DO THIS
Where a line of the listing below includes the word "Némethová", reproduce that line.

Recorded data
※ ※ ※

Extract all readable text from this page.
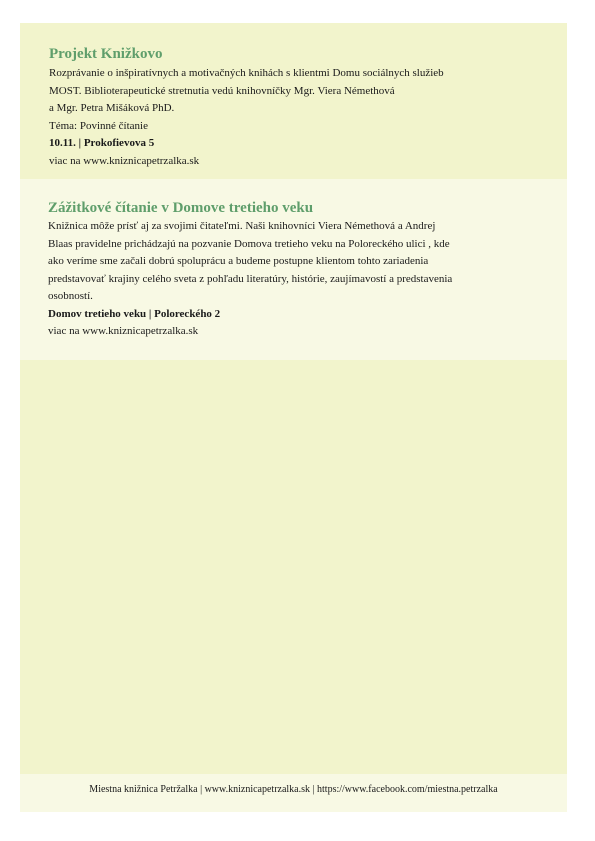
Projekt Knižkovo
Rozprávanie o inšpiratívnych a motivačných knihách s klientmi Domu sociálnych služieb
MOST. Biblioterapeutické stretnutia vedú knihovníčky Mgr. Viera Némethová
a Mgr. Petra Mišáková PhD.
Téma: Povinné čítanie
10.11. | Prokofievova 5
viac na www.kniznicapetrzalka.sk
Zážitkové čítanie v Domove tretieho veku
Knižnica môže prísť aj za svojimi čitateľmi. Naši knihovníci Viera Némethová a Andrej
Blaas pravidelne prichádzajú na pozvanie Domova tretieho veku na Poloreckého ulici , kde
ako veríme sme začali dobrú spoluprácu a budeme postupne klientom tohto zariadenia
predstavovať krajiny celého sveta z pohľadu literatúry, histórie, zaujímavostí a predstavenia
osobností.
Domov tretieho veku | Poloreckého 2
viac na www.kniznicapetrzalka.sk
Miestna knižnica Petržalka | www.kniznicapetrzalka.sk | https://www.facebook.com/miestna.petrzalka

※ ※ ※

EXERCISE RESPONSE
MOST. Biblioterapeutické stretnutia vedú knihovníčky Mgr. Viera Némethová
Knižnica môže prísť aj za svojimi čitateľmi. Naši knihovníci Viera Némethová a Andrej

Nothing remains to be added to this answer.